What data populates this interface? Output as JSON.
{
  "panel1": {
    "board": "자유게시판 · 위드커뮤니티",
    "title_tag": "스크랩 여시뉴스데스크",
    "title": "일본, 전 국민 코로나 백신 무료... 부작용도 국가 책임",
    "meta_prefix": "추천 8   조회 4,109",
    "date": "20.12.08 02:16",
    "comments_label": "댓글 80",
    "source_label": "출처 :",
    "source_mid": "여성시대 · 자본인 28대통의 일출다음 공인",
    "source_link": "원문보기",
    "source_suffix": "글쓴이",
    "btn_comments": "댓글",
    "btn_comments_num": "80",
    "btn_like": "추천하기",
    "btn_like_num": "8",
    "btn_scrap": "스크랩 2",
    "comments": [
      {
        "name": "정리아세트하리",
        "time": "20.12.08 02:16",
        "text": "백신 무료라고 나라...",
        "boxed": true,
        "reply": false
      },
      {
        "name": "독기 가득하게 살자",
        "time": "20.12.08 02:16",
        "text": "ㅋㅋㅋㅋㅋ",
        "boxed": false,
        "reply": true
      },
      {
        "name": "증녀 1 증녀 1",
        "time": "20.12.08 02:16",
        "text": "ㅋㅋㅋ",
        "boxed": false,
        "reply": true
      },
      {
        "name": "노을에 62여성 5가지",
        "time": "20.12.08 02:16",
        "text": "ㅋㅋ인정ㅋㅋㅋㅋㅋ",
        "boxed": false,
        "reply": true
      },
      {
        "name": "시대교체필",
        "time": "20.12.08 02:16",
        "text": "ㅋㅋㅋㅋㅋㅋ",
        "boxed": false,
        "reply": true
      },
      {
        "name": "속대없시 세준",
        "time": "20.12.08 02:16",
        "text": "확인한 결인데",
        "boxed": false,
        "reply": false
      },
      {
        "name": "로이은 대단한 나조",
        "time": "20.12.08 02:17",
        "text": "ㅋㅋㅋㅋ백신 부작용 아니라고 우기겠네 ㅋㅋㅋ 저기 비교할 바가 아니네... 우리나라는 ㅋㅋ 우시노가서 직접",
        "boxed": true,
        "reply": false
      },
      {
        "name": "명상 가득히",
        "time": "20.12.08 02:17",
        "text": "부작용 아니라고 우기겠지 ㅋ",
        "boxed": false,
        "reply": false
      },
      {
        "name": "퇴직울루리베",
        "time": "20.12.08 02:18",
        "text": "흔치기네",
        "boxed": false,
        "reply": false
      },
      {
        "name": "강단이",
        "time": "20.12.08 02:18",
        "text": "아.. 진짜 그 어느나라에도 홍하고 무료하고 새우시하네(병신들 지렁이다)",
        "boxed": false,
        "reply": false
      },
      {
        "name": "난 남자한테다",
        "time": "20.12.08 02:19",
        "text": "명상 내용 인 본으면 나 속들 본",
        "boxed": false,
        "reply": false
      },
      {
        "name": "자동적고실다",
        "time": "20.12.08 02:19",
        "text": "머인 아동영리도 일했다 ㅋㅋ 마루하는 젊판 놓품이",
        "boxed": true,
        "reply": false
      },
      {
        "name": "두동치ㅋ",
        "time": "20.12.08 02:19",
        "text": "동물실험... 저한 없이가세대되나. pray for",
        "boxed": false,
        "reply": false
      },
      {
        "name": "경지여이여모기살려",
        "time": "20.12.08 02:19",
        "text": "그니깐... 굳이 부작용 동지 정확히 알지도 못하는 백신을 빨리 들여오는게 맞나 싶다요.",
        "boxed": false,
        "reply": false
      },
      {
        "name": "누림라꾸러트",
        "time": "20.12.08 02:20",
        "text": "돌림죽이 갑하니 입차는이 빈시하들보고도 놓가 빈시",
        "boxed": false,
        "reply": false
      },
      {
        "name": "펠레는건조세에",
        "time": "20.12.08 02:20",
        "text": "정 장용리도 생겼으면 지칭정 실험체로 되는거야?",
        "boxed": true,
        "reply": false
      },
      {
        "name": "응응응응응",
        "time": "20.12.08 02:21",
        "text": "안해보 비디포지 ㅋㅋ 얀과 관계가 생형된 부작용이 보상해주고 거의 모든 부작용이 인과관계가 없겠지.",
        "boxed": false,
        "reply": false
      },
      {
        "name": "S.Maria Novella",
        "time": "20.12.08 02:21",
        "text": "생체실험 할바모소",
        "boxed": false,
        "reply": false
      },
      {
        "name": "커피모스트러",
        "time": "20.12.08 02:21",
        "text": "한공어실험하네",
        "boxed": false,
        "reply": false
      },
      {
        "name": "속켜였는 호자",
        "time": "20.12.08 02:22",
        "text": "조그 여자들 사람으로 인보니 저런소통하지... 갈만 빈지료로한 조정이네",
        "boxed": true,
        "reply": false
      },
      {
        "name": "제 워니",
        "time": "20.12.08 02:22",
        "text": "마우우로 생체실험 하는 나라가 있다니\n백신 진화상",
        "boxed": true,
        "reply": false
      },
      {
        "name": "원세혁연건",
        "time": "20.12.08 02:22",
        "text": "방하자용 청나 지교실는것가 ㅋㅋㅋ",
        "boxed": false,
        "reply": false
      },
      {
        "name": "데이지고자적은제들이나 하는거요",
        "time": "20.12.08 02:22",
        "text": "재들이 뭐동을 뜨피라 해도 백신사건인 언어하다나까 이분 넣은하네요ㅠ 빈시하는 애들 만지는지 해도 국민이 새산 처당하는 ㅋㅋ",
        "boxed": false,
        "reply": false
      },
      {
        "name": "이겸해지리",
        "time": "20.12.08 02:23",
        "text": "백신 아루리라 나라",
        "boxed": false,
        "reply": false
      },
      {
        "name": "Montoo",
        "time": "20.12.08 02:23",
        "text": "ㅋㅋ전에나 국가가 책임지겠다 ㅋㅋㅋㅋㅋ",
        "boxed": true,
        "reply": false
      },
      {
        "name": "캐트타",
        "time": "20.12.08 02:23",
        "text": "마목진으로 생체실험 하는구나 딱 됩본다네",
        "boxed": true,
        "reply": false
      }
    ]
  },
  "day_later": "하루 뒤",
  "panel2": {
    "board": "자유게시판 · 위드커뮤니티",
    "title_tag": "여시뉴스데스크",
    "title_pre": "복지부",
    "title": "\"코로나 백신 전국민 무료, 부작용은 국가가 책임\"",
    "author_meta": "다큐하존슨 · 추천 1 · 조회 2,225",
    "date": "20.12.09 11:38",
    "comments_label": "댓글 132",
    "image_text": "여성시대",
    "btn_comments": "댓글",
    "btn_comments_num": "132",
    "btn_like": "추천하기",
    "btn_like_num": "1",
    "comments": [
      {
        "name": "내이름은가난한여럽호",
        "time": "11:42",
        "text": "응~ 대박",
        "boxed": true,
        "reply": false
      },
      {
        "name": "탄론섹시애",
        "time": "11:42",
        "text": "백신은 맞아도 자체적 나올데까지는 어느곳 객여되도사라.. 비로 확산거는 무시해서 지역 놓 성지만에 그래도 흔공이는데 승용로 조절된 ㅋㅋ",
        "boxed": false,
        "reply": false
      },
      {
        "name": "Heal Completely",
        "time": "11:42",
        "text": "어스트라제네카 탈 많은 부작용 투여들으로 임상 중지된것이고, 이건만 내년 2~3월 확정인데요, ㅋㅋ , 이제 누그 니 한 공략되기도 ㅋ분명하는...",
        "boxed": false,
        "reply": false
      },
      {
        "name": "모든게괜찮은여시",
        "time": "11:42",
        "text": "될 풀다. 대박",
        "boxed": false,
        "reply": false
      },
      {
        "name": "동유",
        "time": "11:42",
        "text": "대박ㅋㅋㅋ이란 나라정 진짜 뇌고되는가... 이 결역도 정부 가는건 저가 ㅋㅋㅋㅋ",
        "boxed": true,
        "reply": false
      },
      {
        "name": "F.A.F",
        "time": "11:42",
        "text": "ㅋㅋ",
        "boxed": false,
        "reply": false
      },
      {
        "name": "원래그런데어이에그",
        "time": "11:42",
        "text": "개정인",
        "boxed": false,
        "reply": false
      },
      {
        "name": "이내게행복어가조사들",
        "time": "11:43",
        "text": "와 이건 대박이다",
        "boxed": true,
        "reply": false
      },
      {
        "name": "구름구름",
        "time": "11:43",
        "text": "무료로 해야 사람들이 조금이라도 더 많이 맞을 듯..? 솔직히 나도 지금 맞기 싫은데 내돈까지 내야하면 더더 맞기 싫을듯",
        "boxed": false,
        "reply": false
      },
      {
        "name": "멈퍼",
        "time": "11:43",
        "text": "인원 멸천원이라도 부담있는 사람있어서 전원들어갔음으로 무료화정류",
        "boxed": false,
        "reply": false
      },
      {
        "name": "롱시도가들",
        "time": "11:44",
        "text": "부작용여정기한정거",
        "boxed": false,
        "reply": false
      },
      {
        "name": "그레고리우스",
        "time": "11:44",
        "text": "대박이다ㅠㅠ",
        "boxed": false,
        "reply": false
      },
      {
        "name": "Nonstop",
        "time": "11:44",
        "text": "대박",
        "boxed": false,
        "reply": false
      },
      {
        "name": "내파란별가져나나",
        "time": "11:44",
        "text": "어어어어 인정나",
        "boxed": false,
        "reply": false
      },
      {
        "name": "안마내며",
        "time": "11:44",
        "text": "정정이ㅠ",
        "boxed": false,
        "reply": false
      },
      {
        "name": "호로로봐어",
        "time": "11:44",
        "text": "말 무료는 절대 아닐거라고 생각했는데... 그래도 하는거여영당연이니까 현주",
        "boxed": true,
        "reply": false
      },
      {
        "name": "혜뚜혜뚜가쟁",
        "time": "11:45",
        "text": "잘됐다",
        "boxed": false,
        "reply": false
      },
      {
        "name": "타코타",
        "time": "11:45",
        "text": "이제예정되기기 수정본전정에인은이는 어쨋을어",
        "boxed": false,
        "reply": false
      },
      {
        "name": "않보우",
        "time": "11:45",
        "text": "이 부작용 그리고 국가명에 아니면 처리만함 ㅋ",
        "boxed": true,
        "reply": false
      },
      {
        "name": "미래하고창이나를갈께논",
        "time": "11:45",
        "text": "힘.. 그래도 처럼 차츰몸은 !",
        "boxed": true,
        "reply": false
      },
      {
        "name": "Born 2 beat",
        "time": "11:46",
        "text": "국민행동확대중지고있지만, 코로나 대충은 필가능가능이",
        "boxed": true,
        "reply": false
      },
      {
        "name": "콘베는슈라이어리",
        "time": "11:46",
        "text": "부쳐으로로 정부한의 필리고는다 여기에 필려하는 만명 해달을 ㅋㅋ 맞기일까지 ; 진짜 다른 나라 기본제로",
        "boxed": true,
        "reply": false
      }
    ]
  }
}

WRITTEN REQUEST:
Where a line of the data holds "여성시대", show that line.

RESULT:
    "source_mid": "여성시대 · 자본인 28대통의 일출다음 공인",
    "image_text": "여성시대",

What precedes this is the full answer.